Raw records
☆ ☆ ☆ ☆ ☆ ☆ ☆

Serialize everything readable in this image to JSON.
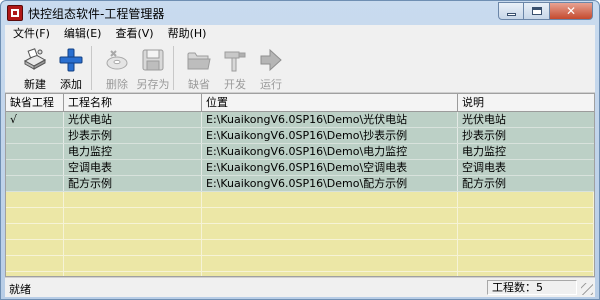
{
  "window": {
    "title": "快控组态软件-工程管理器",
    "close_glyph": "✕"
  },
  "menu": [
    "文件(F)",
    "编辑(E)",
    "查看(V)",
    "帮助(H)"
  ],
  "toolbar": [
    {
      "label": "新建",
      "icon": "new-project-icon",
      "enabled": true
    },
    {
      "label": "添加",
      "icon": "plus-icon",
      "enabled": true
    },
    {
      "label": "删除",
      "icon": "delete-disk-icon",
      "enabled": false
    },
    {
      "label": "另存为",
      "icon": "save-icon",
      "enabled": false
    },
    {
      "label": "缺省",
      "icon": "folder-icon",
      "enabled": false
    },
    {
      "label": "开发",
      "icon": "hammer-icon",
      "enabled": false
    },
    {
      "label": "运行",
      "icon": "run-arrow-icon",
      "enabled": false
    }
  ],
  "table": {
    "columns": [
      "缺省工程",
      "工程名称",
      "位置",
      "说明"
    ],
    "rows": [
      {
        "default": "√",
        "name": "光伏电站",
        "path": "E:\\KuaikongV6.0SP16\\Demo\\光伏电站",
        "desc": "光伏电站"
      },
      {
        "default": "",
        "name": "抄表示例",
        "path": "E:\\KuaikongV6.0SP16\\Demo\\抄表示例",
        "desc": "抄表示例"
      },
      {
        "default": "",
        "name": "电力监控",
        "path": "E:\\KuaikongV6.0SP16\\Demo\\电力监控",
        "desc": "电力监控"
      },
      {
        "default": "",
        "name": "空调电表",
        "path": "E:\\KuaikongV6.0SP16\\Demo\\空调电表",
        "desc": "空调电表"
      },
      {
        "default": "",
        "name": "配方示例",
        "path": "E:\\KuaikongV6.0SP16\\Demo\\配方示例",
        "desc": "配方示例"
      }
    ]
  },
  "status": {
    "left": "就绪",
    "right": "工程数：5"
  },
  "colors": {
    "row_filled": "#bcd0c6",
    "grid_empty": "#ece7a6",
    "plus_blue": "#2a6fd0"
  }
}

☆ ☆ ☆ ☆ ☆ ☆ ☆

CHALLENGE – Using the material above, set down every line exactly, but skip the pictures.

EXPECTED OUTPUT –
Serialize everything readable in this image to JSON.
{
  "window": {
    "title": "快控组态软件-工程管理器",
    "close_glyph": "✕"
  },
  "menu": [
    "文件(F)",
    "编辑(E)",
    "查看(V)",
    "帮助(H)"
  ],
  "toolbar": [
    {
      "label": "新建",
      "icon": "new-project-icon",
      "enabled": true
    },
    {
      "label": "添加",
      "icon": "plus-icon",
      "enabled": true
    },
    {
      "label": "删除",
      "icon": "delete-disk-icon",
      "enabled": false
    },
    {
      "label": "另存为",
      "icon": "save-icon",
      "enabled": false
    },
    {
      "label": "缺省",
      "icon": "folder-icon",
      "enabled": false
    },
    {
      "label": "开发",
      "icon": "hammer-icon",
      "enabled": false
    },
    {
      "label": "运行",
      "icon": "run-arrow-icon",
      "enabled": false
    }
  ],
  "table": {
    "columns": [
      "缺省工程",
      "工程名称",
      "位置",
      "说明"
    ],
    "rows": [
      {
        "default": "√",
        "name": "光伏电站",
        "path": "E:\\KuaikongV6.0SP16\\Demo\\光伏电站",
        "desc": "光伏电站"
      },
      {
        "default": "",
        "name": "抄表示例",
        "path": "E:\\KuaikongV6.0SP16\\Demo\\抄表示例",
        "desc": "抄表示例"
      },
      {
        "default": "",
        "name": "电力监控",
        "path": "E:\\KuaikongV6.0SP16\\Demo\\电力监控",
        "desc": "电力监控"
      },
      {
        "default": "",
        "name": "空调电表",
        "path": "E:\\KuaikongV6.0SP16\\Demo\\空调电表",
        "desc": "空调电表"
      },
      {
        "default": "",
        "name": "配方示例",
        "path": "E:\\KuaikongV6.0SP16\\Demo\\配方示例",
        "desc": "配方示例"
      }
    ]
  },
  "status": {
    "left": "就绪",
    "right": "工程数：5"
  },
  "colors": {
    "row_filled": "#bcd0c6",
    "grid_empty": "#ece7a6",
    "plus_blue": "#2a6fd0"
  }
}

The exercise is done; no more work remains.